- _What you have to do_:
Search the records below for the word "третье" and show every line where it occurs.

- _Extracted information_:
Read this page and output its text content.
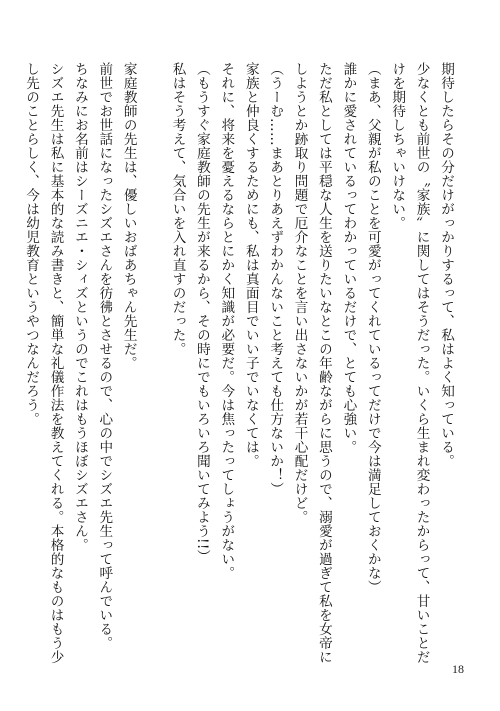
期待したらその分だけがっかりするって、私はよく知っている。
少なくとも前世の〝家族〟に関してはそうだった。いくら生まれ変わったからって、甘いことだ
けを期待しちゃいけない。
（まあ、父親が私のことを可愛がってくれているってだけで今は満足しておくかな）
誰かに愛されているってわかっているだけで、とても心強い。
ただ私としては平穏な人生を送りたいなとこの年齢ながらに思うので、溺愛が過ぎて私を女帝に
しようとか跡取り問題で厄介なことを言い出さないかが若干心配だけど。
（うーむ……まあとりあえずわかんないこと考えても仕方ないか！）
家族と仲良くするためにも、私は真面目でいい子でいなくては。
それに、将来を憂えるならとにかく知識が必要だ。今は焦ったってしょうがない。
（もうすぐ家庭教師の先生が来るから、その時にでもいろいろ聞いてみよう!!）
私はそう考えて、気合いを入れ直すのだった。
家庭教師の先生は、優しいおばあちゃん先生だ。
前世でお世話になったシズエさんを彷彿とさせるので、心の中でシズエ先生って呼んでいる。
ちなみにお名前はシーズニエ・シィズというのでこれはもうほぼシズエさん。
シズエ先生は私に基本的な読み書きと、簡単な礼儀作法を教えてくれる。本格的なものはもう少
し先のことらしく、今は幼児教育というやつなんだろう。
18
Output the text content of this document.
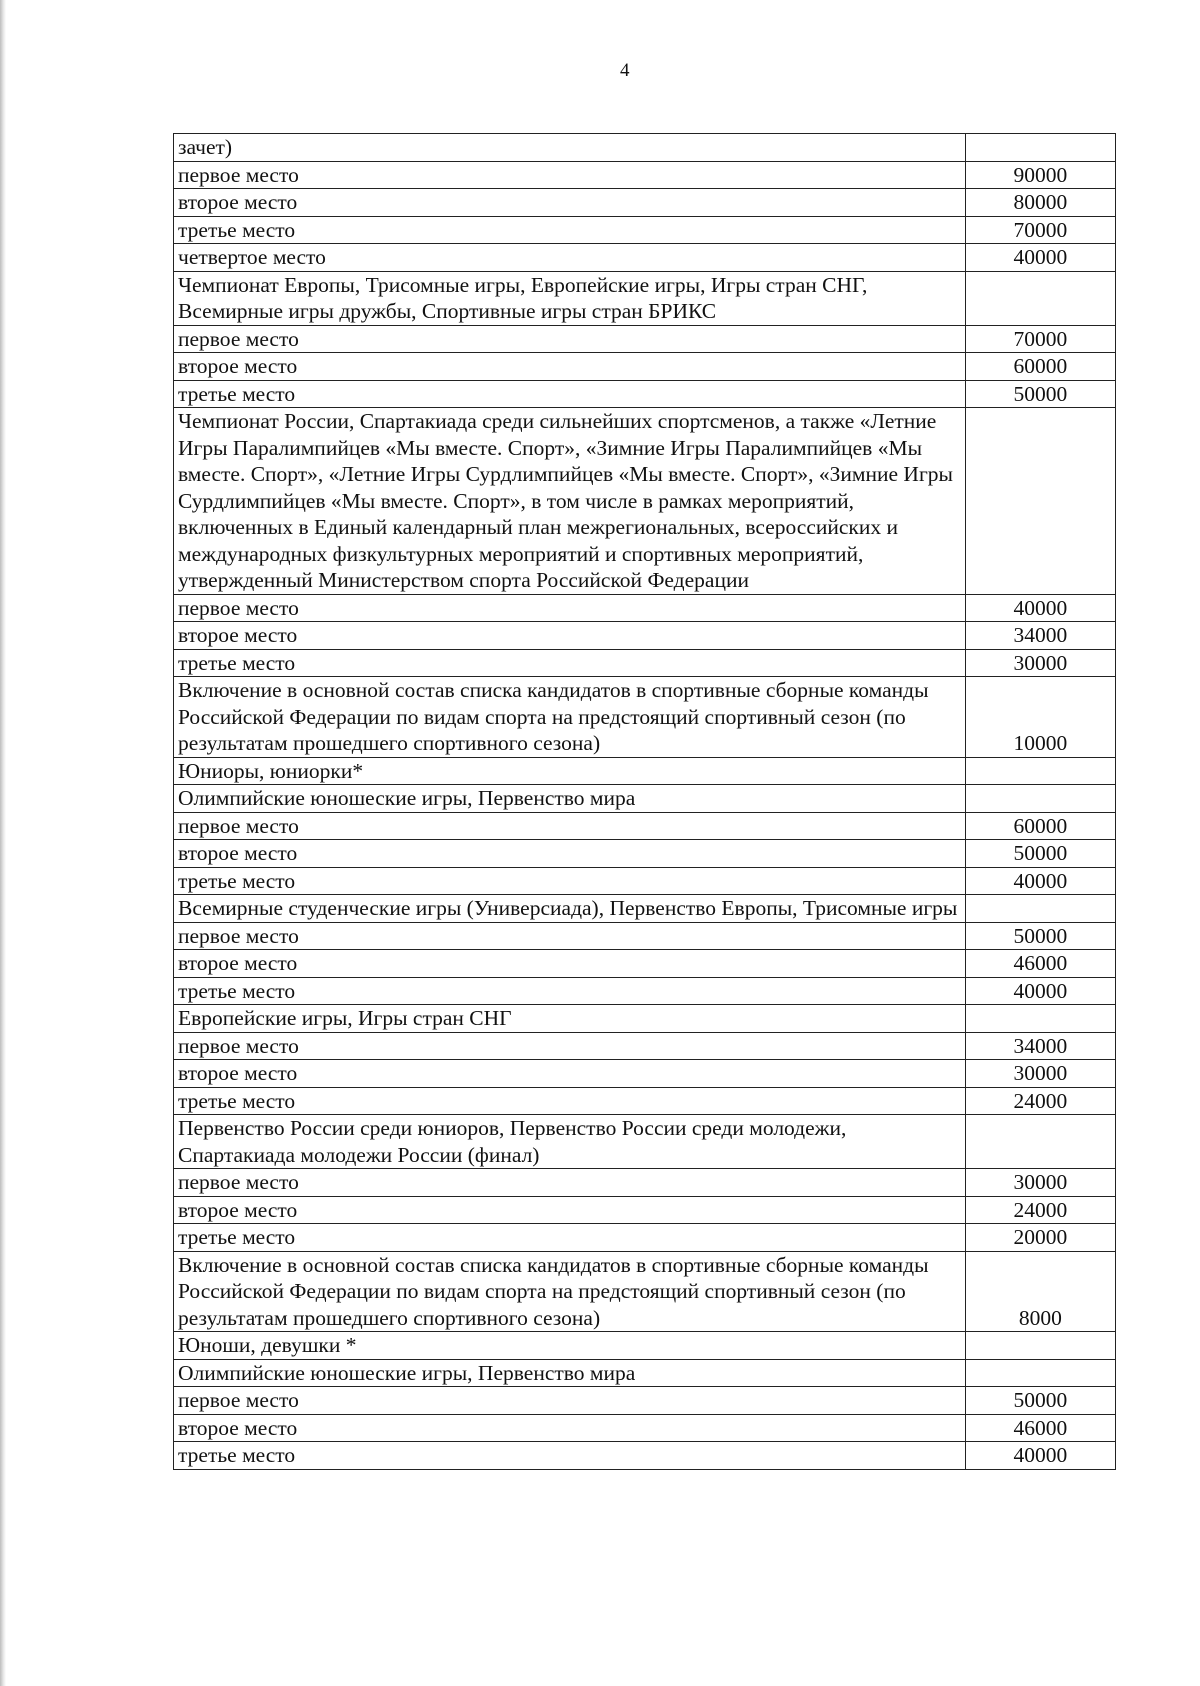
4
зачет)	
первое место	90000
второе место	80000
третье место	70000
четвертое место	40000
Чемпионат Европы, Трисомные игры, Европейские игры, Игры стран СНГ, Всемирные игры дружбы, Спортивные игры стран БРИКС	
первое место	70000
второе место	60000
третье место	50000
Чемпионат России, Спартакиада среди сильнейших спортсменов, а также «Летние Игры Паралимпийцев «Мы вместе. Спорт», «Зимние Игры Паралимпийцев «Мы вместе. Спорт», «Летние Игры Сурдлимпийцев «Мы вместе. Спорт», «Зимние Игры Сурдлимпийцев «Мы вместе. Спорт», в том числе в рамках мероприятий, включенных в Единый календарный план межрегиональных, всероссийских и международных физкультурных мероприятий и спортивных мероприятий, утвержденный Министерством спорта Российской Федерации	
первое место	40000
второе место	34000
третье место	30000
Включение в основной состав списка кандидатов в спортивные сборные команды Российской Федерации по видам спорта на предстоящий спортивный сезон (по результатам прошедшего спортивного сезона)	10000
Юниоры, юниорки*	
Олимпийские юношеские игры, Первенство мира	
первое место	60000
второе место	50000
третье место	40000
Всемирные студенческие игры (Универсиада), Первенство Европы, Трисомные игры	
первое место	50000
второе место	46000
третье место	40000
Европейские игры, Игры стран СНГ	
первое место	34000
второе место	30000
третье место	24000
Первенство России среди юниоров, Первенство России среди молодежи, Спартакиада молодежи России (финал)	
первое место	30000
второе место	24000
третье место	20000
Включение в основной состав списка кандидатов в спортивные сборные команды Российской Федерации по видам спорта на предстоящий спортивный сезон (по результатам прошедшего спортивного сезона)	8000
Юноши, девушки *	
Олимпийские юношеские игры, Первенство мира	
первое место	50000
второе место	46000
третье место	40000
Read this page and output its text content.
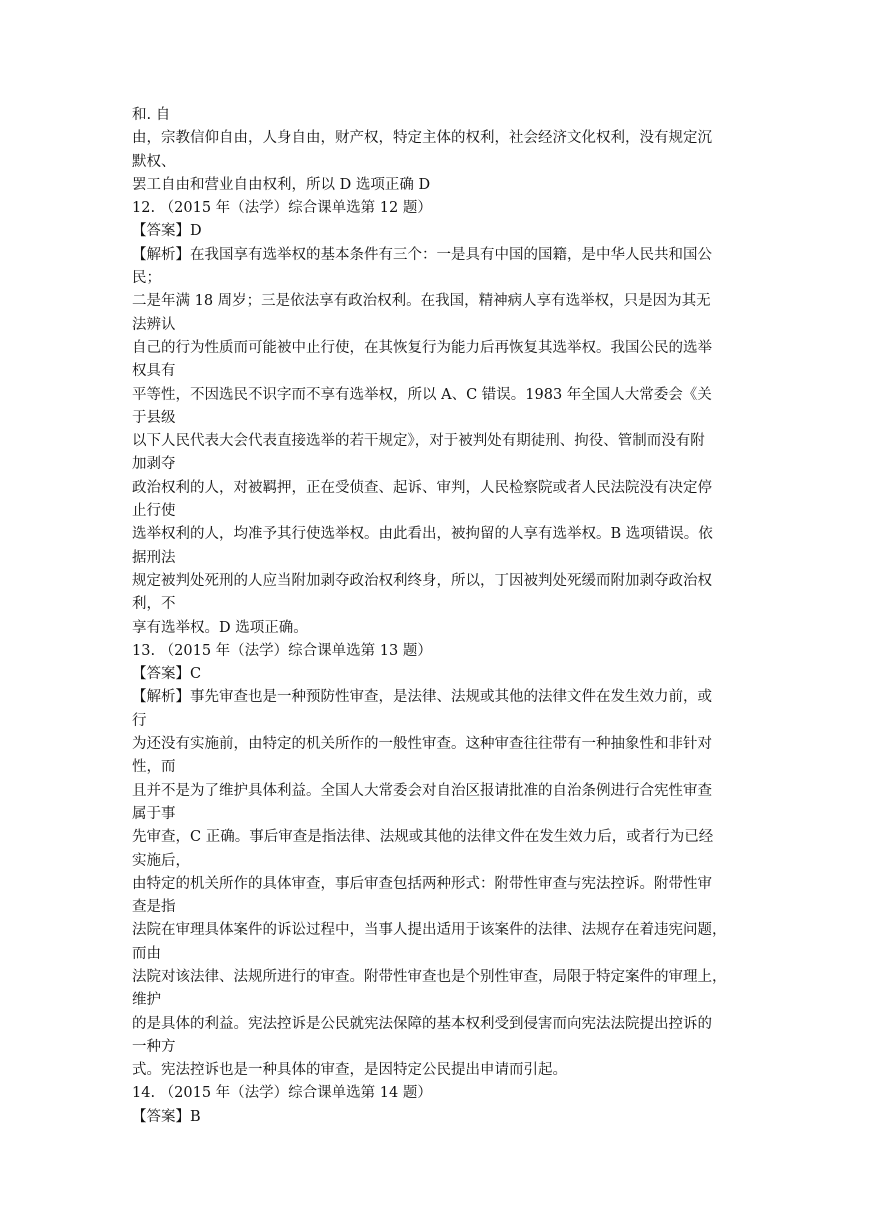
和. 自
由，宗教信仰自由，人身自由，财产权，特定主体的权利，社会经济文化权利，没有规定沉
默权、
罢工自由和营业自由权利，所以 D 选项正确 D
12. （2015 年（法学）综合课单选第 12 题）
【答案】D
【解析】在我国享有选举权的基本条件有三个：一是具有中国的国籍，是中华人民共和国公
民；
二是年满 18 周岁；三是依法享有政治权利。在我国，精神病人享有选举权，只是因为其无
法辨认
自己的行为性质而可能被中止行使，在其恢复行为能力后再恢复其选举权。我国公民的选举
权具有
平等性，不因选民不识字而不享有选举权，所以 A、C 错误。1983 年全国人大常委会《关
于县级
以下人民代表大会代表直接选举的若干规定》，对于被判处有期徒刑、拘役、管制而没有附
加剥夺
政治权利的人，对被羁押，正在受侦查、起诉、审判，人民检察院或者人民法院没有决定停
止行使
选举权利的人，均准予其行使选举权。由此看出，被拘留的人享有选举权。B 选项错误。依
据刑法
规定被判处死刑的人应当附加剥夺政治权利终身，所以，丁因被判处死缓而附加剥夺政治权
利，不
享有选举权。D 选项正确。
13. （2015 年（法学）综合课单选第 13 题）
【答案】C
【解析】事先审查也是一种预防性审查，是法律、法规或其他的法律文件在发生效力前，或
行
为还没有实施前，由特定的机关所作的一般性审查。这种审查往往带有一种抽象性和非针对
性，而
且并不是为了维护具体利益。全国人大常委会对自治区报请批准的自治条例进行合宪性审查
属于事
先审查，C 正确。事后审查是指法律、法规或其他的法律文件在发生效力后，或者行为已经
实施后，
由特定的机关所作的具体审查，事后审查包括两种形式：附带性审查与宪法控诉。附带性审
查是指
法院在审理具体案件的诉讼过程中，当事人提出适用于该案件的法律、法规存在着违宪问题，
而由
法院对该法律、法规所进行的审查。附带性审查也是个别性审查，局限于特定案件的审理上，
维护
的是具体的利益。宪法控诉是公民就宪法保障的基本权利受到侵害而向宪法法院提出控诉的
一种方
式。宪法控诉也是一种具体的审查，是因特定公民提出申请而引起。
14. （2015 年（法学）综合课单选第 14 题）
【答案】B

- _Response_:
третье место	70000
третье место	50000
третье место	30000
третье место	40000
третье место	40000
третье место	24000
третье место	20000
третье место	40000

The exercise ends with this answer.